GOAL
Repeat every entry in the listing below, exactly.

EXERCISE INPUT
╭──
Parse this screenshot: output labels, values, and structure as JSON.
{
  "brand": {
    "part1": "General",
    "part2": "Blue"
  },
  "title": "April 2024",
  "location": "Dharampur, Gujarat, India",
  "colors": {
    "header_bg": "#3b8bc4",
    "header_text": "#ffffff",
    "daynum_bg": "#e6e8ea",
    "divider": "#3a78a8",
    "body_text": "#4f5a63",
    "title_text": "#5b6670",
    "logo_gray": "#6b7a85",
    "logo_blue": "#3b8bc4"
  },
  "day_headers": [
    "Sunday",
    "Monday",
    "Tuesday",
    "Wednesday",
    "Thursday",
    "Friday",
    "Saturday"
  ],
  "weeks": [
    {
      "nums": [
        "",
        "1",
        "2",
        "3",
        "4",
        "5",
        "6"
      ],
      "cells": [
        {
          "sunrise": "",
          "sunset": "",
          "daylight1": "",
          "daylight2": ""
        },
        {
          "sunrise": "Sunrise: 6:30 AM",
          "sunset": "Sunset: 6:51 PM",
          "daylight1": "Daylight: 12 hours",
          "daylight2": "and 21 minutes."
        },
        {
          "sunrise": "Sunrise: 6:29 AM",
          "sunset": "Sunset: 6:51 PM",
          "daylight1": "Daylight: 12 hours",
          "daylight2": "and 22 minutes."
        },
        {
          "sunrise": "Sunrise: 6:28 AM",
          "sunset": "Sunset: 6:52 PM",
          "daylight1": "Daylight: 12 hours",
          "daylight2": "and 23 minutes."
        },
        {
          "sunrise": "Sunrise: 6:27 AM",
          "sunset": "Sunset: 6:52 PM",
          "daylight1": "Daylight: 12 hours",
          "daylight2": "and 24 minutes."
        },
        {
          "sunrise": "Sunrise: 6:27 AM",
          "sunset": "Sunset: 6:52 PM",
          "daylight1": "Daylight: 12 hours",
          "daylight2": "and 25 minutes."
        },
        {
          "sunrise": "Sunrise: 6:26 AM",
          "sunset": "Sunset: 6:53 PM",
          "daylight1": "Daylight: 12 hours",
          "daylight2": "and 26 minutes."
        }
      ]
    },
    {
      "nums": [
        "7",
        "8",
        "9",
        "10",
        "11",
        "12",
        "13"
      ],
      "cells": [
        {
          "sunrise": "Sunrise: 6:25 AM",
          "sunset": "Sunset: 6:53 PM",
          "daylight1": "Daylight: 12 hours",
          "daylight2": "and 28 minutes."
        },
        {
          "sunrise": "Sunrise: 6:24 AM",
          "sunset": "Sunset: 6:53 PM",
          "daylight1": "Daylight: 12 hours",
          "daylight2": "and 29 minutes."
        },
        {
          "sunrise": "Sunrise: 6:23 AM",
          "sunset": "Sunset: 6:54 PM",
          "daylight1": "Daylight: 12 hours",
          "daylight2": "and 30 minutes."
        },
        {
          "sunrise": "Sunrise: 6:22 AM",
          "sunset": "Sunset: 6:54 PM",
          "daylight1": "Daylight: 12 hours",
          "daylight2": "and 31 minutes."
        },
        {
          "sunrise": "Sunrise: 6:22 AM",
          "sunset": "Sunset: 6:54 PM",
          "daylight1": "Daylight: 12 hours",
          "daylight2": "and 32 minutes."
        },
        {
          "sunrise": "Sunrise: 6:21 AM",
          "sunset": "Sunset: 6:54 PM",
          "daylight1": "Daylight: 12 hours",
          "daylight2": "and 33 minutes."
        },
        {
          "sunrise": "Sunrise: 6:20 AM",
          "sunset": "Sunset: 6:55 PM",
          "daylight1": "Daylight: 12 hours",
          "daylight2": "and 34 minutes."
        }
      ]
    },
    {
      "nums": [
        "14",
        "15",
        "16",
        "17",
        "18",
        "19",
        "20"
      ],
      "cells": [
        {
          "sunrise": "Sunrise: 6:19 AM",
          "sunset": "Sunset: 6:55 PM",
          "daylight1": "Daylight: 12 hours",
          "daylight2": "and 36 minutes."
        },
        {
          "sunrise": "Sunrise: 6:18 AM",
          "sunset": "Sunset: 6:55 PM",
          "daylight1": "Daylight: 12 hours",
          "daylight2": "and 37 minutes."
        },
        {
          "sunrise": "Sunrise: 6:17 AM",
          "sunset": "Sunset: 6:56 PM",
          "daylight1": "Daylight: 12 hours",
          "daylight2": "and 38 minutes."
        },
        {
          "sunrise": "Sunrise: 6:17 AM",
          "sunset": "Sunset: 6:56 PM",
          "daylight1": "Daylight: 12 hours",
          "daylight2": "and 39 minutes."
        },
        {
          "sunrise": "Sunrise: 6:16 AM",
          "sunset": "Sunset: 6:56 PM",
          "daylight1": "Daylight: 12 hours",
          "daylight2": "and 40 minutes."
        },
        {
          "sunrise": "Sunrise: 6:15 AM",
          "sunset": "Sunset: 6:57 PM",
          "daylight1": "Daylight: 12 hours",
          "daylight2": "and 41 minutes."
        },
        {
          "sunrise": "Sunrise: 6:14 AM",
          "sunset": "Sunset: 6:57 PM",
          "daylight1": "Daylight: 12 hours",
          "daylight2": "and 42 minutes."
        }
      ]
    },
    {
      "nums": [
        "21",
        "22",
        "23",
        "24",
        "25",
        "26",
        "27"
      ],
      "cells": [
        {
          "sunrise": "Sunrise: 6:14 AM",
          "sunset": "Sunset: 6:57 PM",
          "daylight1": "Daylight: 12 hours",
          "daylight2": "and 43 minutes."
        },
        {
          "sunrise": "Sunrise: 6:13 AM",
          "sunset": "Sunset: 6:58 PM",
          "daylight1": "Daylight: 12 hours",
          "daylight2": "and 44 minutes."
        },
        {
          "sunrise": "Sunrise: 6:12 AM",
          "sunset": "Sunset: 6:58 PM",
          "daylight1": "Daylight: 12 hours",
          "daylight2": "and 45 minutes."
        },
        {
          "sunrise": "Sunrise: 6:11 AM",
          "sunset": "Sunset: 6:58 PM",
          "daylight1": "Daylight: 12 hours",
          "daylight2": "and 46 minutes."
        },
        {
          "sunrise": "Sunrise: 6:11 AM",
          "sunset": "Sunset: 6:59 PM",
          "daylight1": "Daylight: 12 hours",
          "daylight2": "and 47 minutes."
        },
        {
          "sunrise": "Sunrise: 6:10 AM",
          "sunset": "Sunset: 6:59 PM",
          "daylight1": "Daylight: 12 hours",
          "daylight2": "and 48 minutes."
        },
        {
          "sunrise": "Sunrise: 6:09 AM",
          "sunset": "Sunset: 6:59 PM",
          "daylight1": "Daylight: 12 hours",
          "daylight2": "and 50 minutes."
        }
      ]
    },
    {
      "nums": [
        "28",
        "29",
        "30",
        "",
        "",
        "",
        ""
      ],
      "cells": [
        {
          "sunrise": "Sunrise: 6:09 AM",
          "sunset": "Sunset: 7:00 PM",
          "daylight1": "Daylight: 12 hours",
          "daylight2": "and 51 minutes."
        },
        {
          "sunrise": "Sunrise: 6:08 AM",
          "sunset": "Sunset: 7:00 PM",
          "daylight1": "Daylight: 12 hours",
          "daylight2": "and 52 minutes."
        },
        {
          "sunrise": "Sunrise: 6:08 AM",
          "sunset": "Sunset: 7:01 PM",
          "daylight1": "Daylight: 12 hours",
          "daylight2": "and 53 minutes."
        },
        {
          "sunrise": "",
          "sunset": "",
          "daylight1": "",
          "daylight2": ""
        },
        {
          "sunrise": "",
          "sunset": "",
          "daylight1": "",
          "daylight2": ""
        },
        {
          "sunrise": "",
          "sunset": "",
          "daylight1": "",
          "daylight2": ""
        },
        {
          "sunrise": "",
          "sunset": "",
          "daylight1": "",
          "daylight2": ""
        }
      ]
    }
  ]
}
╰──
OUTPUT OF THE EXERCISE
Parse this screenshot: output labels, values, and structure as JSON.
{
  "brand": {
    "part1": "General",
    "part2": "Blue"
  },
  "title": "April 2024",
  "location": "Dharampur, Gujarat, India",
  "colors": {
    "header_bg": "#3b8bc4",
    "header_text": "#ffffff",
    "daynum_bg": "#e6e8ea",
    "divider": "#3a78a8",
    "body_text": "#4f5a63",
    "title_text": "#5b6670",
    "logo_gray": "#6b7a85",
    "logo_blue": "#3b8bc4"
  },
  "day_headers": [
    "Sunday",
    "Monday",
    "Tuesday",
    "Wednesday",
    "Thursday",
    "Friday",
    "Saturday"
  ],
  "weeks": [
    {
      "nums": [
        "",
        "1",
        "2",
        "3",
        "4",
        "5",
        "6"
      ],
      "cells": [
        {
          "sunrise": "",
          "sunset": "",
          "daylight1": "",
          "daylight2": ""
        },
        {
          "sunrise": "Sunrise: 6:30 AM",
          "sunset": "Sunset: 6:51 PM",
          "daylight1": "Daylight: 12 hours",
          "daylight2": "and 21 minutes."
        },
        {
          "sunrise": "Sunrise: 6:29 AM",
          "sunset": "Sunset: 6:51 PM",
          "daylight1": "Daylight: 12 hours",
          "daylight2": "and 22 minutes."
        },
        {
          "sunrise": "Sunrise: 6:28 AM",
          "sunset": "Sunset: 6:52 PM",
          "daylight1": "Daylight: 12 hours",
          "daylight2": "and 23 minutes."
        },
        {
          "sunrise": "Sunrise: 6:27 AM",
          "sunset": "Sunset: 6:52 PM",
          "daylight1": "Daylight: 12 hours",
          "daylight2": "and 24 minutes."
        },
        {
          "sunrise": "Sunrise: 6:27 AM",
          "sunset": "Sunset: 6:52 PM",
          "daylight1": "Daylight: 12 hours",
          "daylight2": "and 25 minutes."
        },
        {
          "sunrise": "Sunrise: 6:26 AM",
          "sunset": "Sunset: 6:53 PM",
          "daylight1": "Daylight: 12 hours",
          "daylight2": "and 26 minutes."
        }
      ]
    },
    {
      "nums": [
        "7",
        "8",
        "9",
        "10",
        "11",
        "12",
        "13"
      ],
      "cells": [
        {
          "sunrise": "Sunrise: 6:25 AM",
          "sunset": "Sunset: 6:53 PM",
          "daylight1": "Daylight: 12 hours",
          "daylight2": "and 28 minutes."
        },
        {
          "sunrise": "Sunrise: 6:24 AM",
          "sunset": "Sunset: 6:53 PM",
          "daylight1": "Daylight: 12 hours",
          "daylight2": "and 29 minutes."
        },
        {
          "sunrise": "Sunrise: 6:23 AM",
          "sunset": "Sunset: 6:54 PM",
          "daylight1": "Daylight: 12 hours",
          "daylight2": "and 30 minutes."
        },
        {
          "sunrise": "Sunrise: 6:22 AM",
          "sunset": "Sunset: 6:54 PM",
          "daylight1": "Daylight: 12 hours",
          "daylight2": "and 31 minutes."
        },
        {
          "sunrise": "Sunrise: 6:22 AM",
          "sunset": "Sunset: 6:54 PM",
          "daylight1": "Daylight: 12 hours",
          "daylight2": "and 32 minutes."
        },
        {
          "sunrise": "Sunrise: 6:21 AM",
          "sunset": "Sunset: 6:54 PM",
          "daylight1": "Daylight: 12 hours",
          "daylight2": "and 33 minutes."
        },
        {
          "sunrise": "Sunrise: 6:20 AM",
          "sunset": "Sunset: 6:55 PM",
          "daylight1": "Daylight: 12 hours",
          "daylight2": "and 34 minutes."
        }
      ]
    },
    {
      "nums": [
        "14",
        "15",
        "16",
        "17",
        "18",
        "19",
        "20"
      ],
      "cells": [
        {
          "sunrise": "Sunrise: 6:19 AM",
          "sunset": "Sunset: 6:55 PM",
          "daylight1": "Daylight: 12 hours",
          "daylight2": "and 36 minutes."
        },
        {
          "sunrise": "Sunrise: 6:18 AM",
          "sunset": "Sunset: 6:55 PM",
          "daylight1": "Daylight: 12 hours",
          "daylight2": "and 37 minutes."
        },
        {
          "sunrise": "Sunrise: 6:17 AM",
          "sunset": "Sunset: 6:56 PM",
          "daylight1": "Daylight: 12 hours",
          "daylight2": "and 38 minutes."
        },
        {
          "sunrise": "Sunrise: 6:17 AM",
          "sunset": "Sunset: 6:56 PM",
          "daylight1": "Daylight: 12 hours",
          "daylight2": "and 39 minutes."
        },
        {
          "sunrise": "Sunrise: 6:16 AM",
          "sunset": "Sunset: 6:56 PM",
          "daylight1": "Daylight: 12 hours",
          "daylight2": "and 40 minutes."
        },
        {
          "sunrise": "Sunrise: 6:15 AM",
          "sunset": "Sunset: 6:57 PM",
          "daylight1": "Daylight: 12 hours",
          "daylight2": "and 41 minutes."
        },
        {
          "sunrise": "Sunrise: 6:14 AM",
          "sunset": "Sunset: 6:57 PM",
          "daylight1": "Daylight: 12 hours",
          "daylight2": "and 42 minutes."
        }
      ]
    },
    {
      "nums": [
        "21",
        "22",
        "23",
        "24",
        "25",
        "26",
        "27"
      ],
      "cells": [
        {
          "sunrise": "Sunrise: 6:14 AM",
          "sunset": "Sunset: 6:57 PM",
          "daylight1": "Daylight: 12 hours",
          "daylight2": "and 43 minutes."
        },
        {
          "sunrise": "Sunrise: 6:13 AM",
          "sunset": "Sunset: 6:58 PM",
          "daylight1": "Daylight: 12 hours",
          "daylight2": "and 44 minutes."
        },
        {
          "sunrise": "Sunrise: 6:12 AM",
          "sunset": "Sunset: 6:58 PM",
          "daylight1": "Daylight: 12 hours",
          "daylight2": "and 45 minutes."
        },
        {
          "sunrise": "Sunrise: 6:11 AM",
          "sunset": "Sunset: 6:58 PM",
          "daylight1": "Daylight: 12 hours",
          "daylight2": "and 46 minutes."
        },
        {
          "sunrise": "Sunrise: 6:11 AM",
          "sunset": "Sunset: 6:59 PM",
          "daylight1": "Daylight: 12 hours",
          "daylight2": "and 47 minutes."
        },
        {
          "sunrise": "Sunrise: 6:10 AM",
          "sunset": "Sunset: 6:59 PM",
          "daylight1": "Daylight: 12 hours",
          "daylight2": "and 48 minutes."
        },
        {
          "sunrise": "Sunrise: 6:09 AM",
          "sunset": "Sunset: 6:59 PM",
          "daylight1": "Daylight: 12 hours",
          "daylight2": "and 50 minutes."
        }
      ]
    },
    {
      "nums": [
        "28",
        "29",
        "30",
        "",
        "",
        "",
        ""
      ],
      "cells": [
        {
          "sunrise": "Sunrise: 6:09 AM",
          "sunset": "Sunset: 7:00 PM",
          "daylight1": "Daylight: 12 hours",
          "daylight2": "and 51 minutes."
        },
        {
          "sunrise": "Sunrise: 6:08 AM",
          "sunset": "Sunset: 7:00 PM",
          "daylight1": "Daylight: 12 hours",
          "daylight2": "and 52 minutes."
        },
        {
          "sunrise": "Sunrise: 6:08 AM",
          "sunset": "Sunset: 7:01 PM",
          "daylight1": "Daylight: 12 hours",
          "daylight2": "and 53 minutes."
        },
        {
          "sunrise": "",
          "sunset": "",
          "daylight1": "",
          "daylight2": ""
        },
        {
          "sunrise": "",
          "sunset": "",
          "daylight1": "",
          "daylight2": ""
        },
        {
          "sunrise": "",
          "sunset": "",
          "daylight1": "",
          "daylight2": ""
        },
        {
          "sunrise": "",
          "sunset": "",
          "daylight1": "",
          "daylight2": ""
        }
      ]
    }
  ]
}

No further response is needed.